> _Overgenomen tekst_
Wester suikerfabriek 1958

Auteur: Jan Rutgers

De Wester suikerfabriek was mijn eerste vakantiewerkgever. Eindeloos basterd (bruin en wit) in plastic zakjes scheppen en dan proberen er zoveel (donkerbruin die was altijd wat nattig) als maar mogelijk was in te stampen zonder het zakje te laten scheuren. Het kwam je steevast op een scheldpartij te staan van de weger die voor het juiste gewicht per zakje moest zorgen.
Er was altijd wel wat aan de hand en de werkers haalden onderling de meest bizarre streken uit. De voorlieden hadden er de handen aan vol.

Één voorval is me altijd helder voor de geest blijven staan.
Op de afdeling waar de (kartonnen)bekers met suikerstroop werden gevuld, viel wel eens een beker om op de machine en om het schoonmaken te vergemakkelijken lag er onder de hele lengte van de loopband een aantal jute zakken. Die werden dan op gezette tijden weggehaald en uitgespoeld om dan weer dienst te doen.

> _Opdrachten_
[1] Waarom lagen er volgens het stuk over de Wester suikerfabriek jute zakken onder de loopband op de afdeling waar bekers met suikerstroop werden gevuld?
[2] Herhaal woord voor woord het deel van het stuk over de Wester suikerfabriek van "Auteur: Jan Rutgers" tot en met "dienst te doen.".

Gegevens voor het herkennen van documentopbouw:

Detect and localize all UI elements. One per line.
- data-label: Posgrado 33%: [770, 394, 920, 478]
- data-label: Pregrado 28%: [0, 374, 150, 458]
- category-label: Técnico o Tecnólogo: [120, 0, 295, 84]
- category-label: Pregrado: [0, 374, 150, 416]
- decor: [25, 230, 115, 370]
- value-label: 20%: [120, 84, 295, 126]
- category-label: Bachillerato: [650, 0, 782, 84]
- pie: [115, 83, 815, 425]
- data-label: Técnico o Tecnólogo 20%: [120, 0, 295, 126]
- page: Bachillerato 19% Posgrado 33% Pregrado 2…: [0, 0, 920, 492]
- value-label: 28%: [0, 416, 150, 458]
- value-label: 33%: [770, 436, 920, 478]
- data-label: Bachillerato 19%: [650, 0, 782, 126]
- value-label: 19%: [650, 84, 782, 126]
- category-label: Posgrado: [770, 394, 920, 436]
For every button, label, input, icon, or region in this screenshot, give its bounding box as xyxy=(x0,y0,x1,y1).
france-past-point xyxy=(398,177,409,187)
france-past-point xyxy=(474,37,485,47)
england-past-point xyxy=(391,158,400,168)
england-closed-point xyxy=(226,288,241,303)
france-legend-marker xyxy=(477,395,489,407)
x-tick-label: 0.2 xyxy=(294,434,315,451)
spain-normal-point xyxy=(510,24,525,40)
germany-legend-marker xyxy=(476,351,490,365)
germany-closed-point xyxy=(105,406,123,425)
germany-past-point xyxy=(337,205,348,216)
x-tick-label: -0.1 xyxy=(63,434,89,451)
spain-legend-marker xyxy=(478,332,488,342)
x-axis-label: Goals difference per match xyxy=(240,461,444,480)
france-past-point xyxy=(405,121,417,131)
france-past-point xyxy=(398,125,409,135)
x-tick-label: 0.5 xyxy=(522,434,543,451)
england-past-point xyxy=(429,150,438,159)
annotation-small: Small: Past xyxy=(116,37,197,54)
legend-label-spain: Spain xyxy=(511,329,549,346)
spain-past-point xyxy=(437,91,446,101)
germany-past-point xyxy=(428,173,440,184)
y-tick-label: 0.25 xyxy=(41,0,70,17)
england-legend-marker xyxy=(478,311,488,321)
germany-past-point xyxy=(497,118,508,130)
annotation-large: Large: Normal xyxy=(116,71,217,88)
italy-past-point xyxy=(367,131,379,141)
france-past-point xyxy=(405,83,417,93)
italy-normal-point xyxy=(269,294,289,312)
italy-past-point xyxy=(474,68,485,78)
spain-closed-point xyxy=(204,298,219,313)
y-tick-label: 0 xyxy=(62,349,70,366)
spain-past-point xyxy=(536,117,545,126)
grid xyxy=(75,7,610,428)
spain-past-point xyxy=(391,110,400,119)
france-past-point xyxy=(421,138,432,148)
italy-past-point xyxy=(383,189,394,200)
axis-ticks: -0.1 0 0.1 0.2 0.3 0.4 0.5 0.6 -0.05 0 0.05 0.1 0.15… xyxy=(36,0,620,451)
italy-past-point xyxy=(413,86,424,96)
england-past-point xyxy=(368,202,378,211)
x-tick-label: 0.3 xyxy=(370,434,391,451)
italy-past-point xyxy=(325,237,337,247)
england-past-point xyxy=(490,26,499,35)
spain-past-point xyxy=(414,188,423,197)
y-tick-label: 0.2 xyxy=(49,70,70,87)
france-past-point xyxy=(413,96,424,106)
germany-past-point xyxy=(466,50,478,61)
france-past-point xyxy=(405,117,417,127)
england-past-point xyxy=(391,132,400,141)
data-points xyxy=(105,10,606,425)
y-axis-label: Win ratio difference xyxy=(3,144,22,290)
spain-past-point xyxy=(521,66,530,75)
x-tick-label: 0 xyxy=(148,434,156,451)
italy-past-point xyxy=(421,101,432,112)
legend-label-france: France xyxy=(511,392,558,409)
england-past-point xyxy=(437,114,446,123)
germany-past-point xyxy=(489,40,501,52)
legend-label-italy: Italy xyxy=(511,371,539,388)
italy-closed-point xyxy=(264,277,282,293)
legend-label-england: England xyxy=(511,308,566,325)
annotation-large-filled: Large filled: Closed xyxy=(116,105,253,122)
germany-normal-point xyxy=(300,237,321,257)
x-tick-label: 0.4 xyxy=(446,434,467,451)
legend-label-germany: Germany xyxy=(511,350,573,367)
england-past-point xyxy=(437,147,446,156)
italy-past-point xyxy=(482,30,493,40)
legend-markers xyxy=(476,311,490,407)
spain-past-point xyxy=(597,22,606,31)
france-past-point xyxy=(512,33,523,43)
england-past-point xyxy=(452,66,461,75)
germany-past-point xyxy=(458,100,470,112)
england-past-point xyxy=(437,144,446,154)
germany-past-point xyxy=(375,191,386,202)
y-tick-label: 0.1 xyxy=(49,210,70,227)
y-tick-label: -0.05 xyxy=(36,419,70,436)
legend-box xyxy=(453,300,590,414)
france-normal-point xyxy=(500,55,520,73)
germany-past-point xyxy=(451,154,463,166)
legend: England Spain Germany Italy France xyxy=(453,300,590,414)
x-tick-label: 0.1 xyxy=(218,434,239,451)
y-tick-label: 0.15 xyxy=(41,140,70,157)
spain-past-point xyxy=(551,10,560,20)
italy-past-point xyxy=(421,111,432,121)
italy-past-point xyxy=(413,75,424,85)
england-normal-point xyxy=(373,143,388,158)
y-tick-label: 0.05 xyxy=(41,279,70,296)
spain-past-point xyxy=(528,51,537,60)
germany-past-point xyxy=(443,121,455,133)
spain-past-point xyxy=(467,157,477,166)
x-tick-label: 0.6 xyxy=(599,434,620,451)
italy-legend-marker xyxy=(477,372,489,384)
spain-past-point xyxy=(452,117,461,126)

> _Antwoorden per opdracht_
[1] Er viel wel eens een beker om op de machine. De jute zakken lagen onder de hele lengte van de loopband om het schoonmaken makkelijker te maken.

[2]
Auteur: Jan Rutgers

De Wester suikerfabriek was mijn eerste vakantiewerkgever. Eindeloos basterd (bruin en wit) in plastic zakjes scheppen en dan proberen er zoveel (donkerbruin die was altijd wat nattig) als maar mogelijk was in te stampen zonder het zakje te laten scheuren. Het kwam je steevast op een scheldpartij te staan van de weger die voor het juiste gewicht per zakje moest zorgen.
Er was altijd wel wat aan de hand en de werkers haalden onderling de meest bizarre streken uit. De voorlieden hadden er de handen aan vol.

Één voorval is me altijd helder voor de geest blijven staan.
Op de afdeling waar de (kartonnen)bekers met suikerstroop werden gevuld, viel wel eens een beker om op de machine en om het schoonmaken te vergemakkelijken lag er onder de hele lengte van de loopband een aantal jute zakken. Die werden dan op gezette tijden weggehaald en uitgespoeld om dan weer dienst te doen.